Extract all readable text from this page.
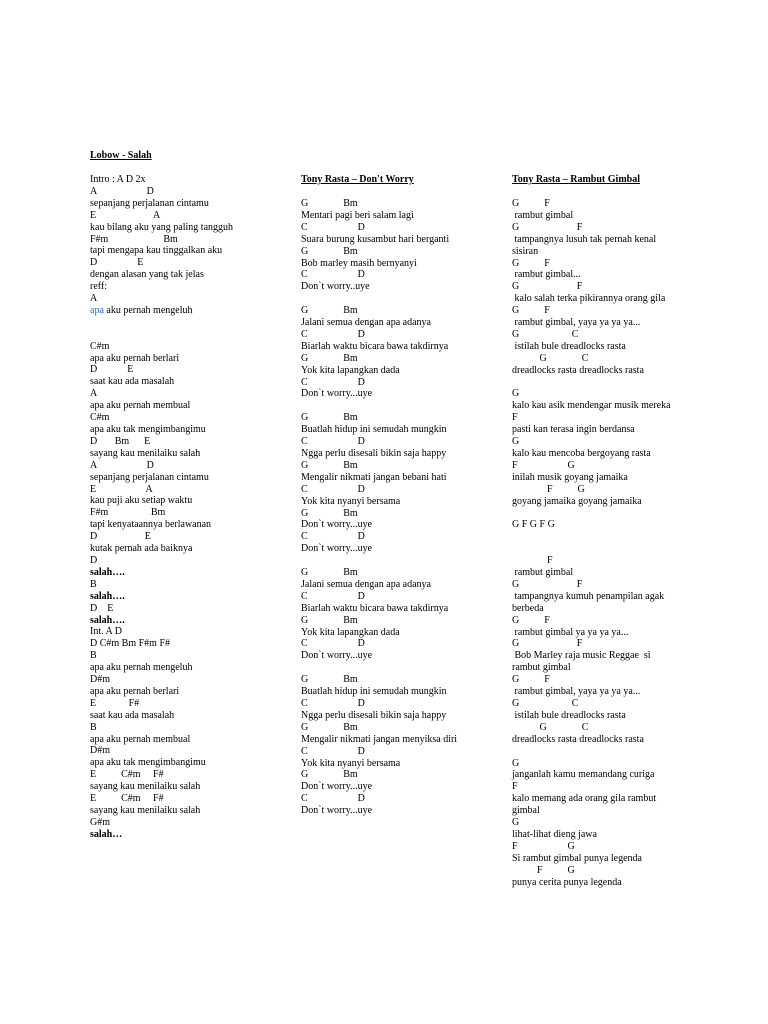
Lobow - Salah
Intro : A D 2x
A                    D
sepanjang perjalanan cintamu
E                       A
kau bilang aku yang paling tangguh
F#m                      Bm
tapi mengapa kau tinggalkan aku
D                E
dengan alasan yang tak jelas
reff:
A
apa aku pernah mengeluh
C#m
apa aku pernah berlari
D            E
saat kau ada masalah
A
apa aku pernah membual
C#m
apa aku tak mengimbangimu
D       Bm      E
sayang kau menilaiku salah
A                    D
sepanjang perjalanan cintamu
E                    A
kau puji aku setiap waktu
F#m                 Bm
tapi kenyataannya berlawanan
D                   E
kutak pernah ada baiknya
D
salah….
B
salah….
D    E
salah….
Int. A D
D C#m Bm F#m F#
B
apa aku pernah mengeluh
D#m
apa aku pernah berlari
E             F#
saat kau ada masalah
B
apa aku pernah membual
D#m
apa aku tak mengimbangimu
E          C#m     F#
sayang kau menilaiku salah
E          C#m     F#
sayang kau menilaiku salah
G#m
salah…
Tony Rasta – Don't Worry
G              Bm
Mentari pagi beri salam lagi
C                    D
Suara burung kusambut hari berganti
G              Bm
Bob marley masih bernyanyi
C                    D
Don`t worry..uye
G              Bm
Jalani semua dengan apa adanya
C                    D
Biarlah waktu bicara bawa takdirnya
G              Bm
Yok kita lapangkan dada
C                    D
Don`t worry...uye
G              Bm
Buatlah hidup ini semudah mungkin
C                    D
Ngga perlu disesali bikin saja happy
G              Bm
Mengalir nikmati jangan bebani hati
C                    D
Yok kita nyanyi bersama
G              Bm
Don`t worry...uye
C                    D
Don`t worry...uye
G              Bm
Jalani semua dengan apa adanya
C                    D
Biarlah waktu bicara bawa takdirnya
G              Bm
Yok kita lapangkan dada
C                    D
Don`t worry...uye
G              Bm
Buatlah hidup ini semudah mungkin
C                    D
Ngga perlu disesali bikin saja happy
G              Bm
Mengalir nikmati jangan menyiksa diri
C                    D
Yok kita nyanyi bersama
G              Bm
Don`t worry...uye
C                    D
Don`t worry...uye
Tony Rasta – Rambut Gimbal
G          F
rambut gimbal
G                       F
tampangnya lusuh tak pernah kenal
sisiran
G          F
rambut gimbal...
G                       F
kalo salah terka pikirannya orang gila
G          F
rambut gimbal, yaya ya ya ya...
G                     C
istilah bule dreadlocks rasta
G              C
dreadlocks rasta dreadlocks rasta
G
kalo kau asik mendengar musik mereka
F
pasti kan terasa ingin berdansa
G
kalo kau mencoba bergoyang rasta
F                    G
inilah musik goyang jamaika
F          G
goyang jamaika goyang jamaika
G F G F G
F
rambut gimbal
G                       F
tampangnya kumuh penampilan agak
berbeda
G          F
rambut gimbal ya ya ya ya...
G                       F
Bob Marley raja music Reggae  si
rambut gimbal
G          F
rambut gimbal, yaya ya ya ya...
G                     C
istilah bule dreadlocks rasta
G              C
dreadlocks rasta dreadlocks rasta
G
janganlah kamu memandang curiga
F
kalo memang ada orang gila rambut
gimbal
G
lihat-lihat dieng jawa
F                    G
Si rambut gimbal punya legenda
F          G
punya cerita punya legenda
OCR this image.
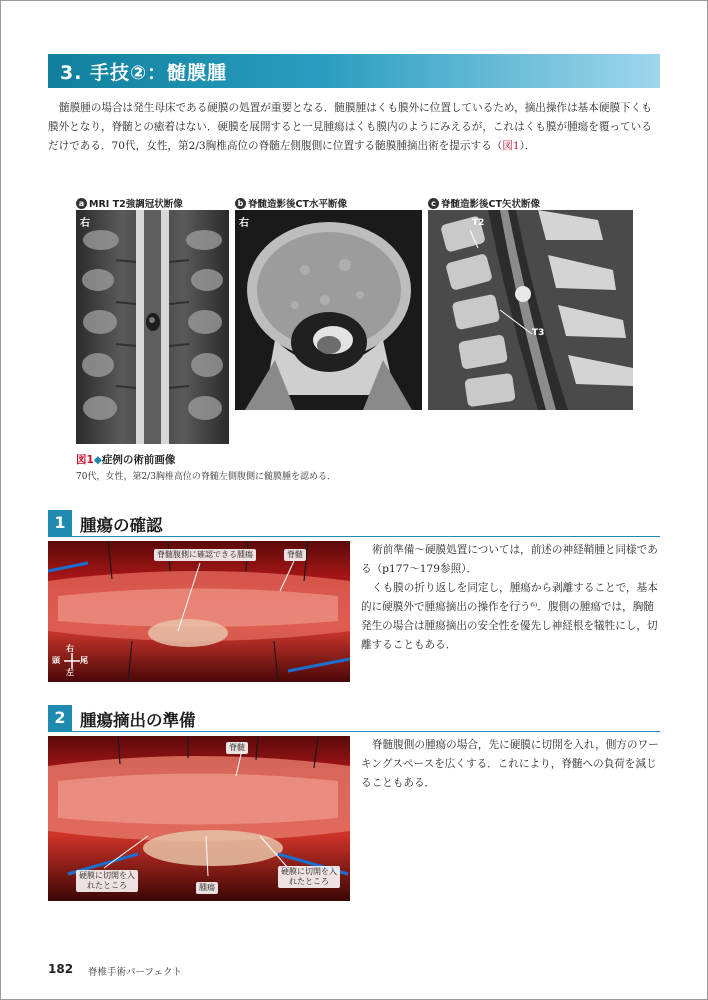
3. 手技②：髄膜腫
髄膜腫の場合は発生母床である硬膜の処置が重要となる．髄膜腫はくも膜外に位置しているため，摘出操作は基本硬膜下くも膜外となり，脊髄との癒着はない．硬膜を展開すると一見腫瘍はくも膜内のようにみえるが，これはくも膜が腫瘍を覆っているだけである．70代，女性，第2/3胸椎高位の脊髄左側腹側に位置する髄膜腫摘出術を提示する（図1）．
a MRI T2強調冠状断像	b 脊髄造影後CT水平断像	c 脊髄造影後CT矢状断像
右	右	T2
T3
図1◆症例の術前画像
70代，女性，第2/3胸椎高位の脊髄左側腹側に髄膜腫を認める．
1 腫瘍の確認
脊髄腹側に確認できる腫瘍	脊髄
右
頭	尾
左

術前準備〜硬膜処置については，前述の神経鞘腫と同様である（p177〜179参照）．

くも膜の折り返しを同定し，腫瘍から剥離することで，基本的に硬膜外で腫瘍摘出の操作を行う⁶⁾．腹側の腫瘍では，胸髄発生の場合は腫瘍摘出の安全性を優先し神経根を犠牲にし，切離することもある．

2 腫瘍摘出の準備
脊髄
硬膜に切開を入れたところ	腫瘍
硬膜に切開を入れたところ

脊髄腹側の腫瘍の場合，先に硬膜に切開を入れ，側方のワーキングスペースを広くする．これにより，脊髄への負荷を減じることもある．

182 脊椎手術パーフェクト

______________________________

Exercise brief: Please retype the lines from the one that contains "OCR this image." to the final line of the records, both included, exactly as written and without any pictures.

Result:
OCR this image.
3. 手技②：髄膜腫
髄膜腫の場合は発生母床である硬膜の処置が重要となる．髄膜腫はくも膜外に位置しているため，摘出操作は基本硬膜下くも膜外となり，脊髄との癒着はない．硬膜を展開すると一見腫瘍はくも膜内のようにみえるが，これはくも膜が腫瘍を覆っているだけである．70代，女性，第2/3胸椎高位の脊髄左側腹側に位置する髄膜腫摘出術を提示する（図1）．
a MRI T2強調冠状断像	b 脊髄造影後CT水平断像	c 脊髄造影後CT矢状断像
右	右	T2
T3
図1◆症例の術前画像
70代，女性，第2/3胸椎高位の脊髄左側腹側に髄膜腫を認める．
1 腫瘍の確認
脊髄腹側に確認できる腫瘍	脊髄
右
頭	尾
左

術前準備〜硬膜処置については，前述の神経鞘腫と同様である（p177〜179参照）．

くも膜の折り返しを同定し，腫瘍から剥離することで，基本的に硬膜外で腫瘍摘出の操作を行う⁶⁾．腹側の腫瘍では，胸髄発生の場合は腫瘍摘出の安全性を優先し神経根を犠牲にし，切離することもある．

2 腫瘍摘出の準備
脊髄
硬膜に切開を入れたところ	腫瘍
硬膜に切開を入れたところ

脊髄腹側の腫瘍の場合，先に硬膜に切開を入れ，側方のワーキングスペースを広くする．これにより，脊髄への負荷を減じることもある．

182 脊椎手術パーフェクト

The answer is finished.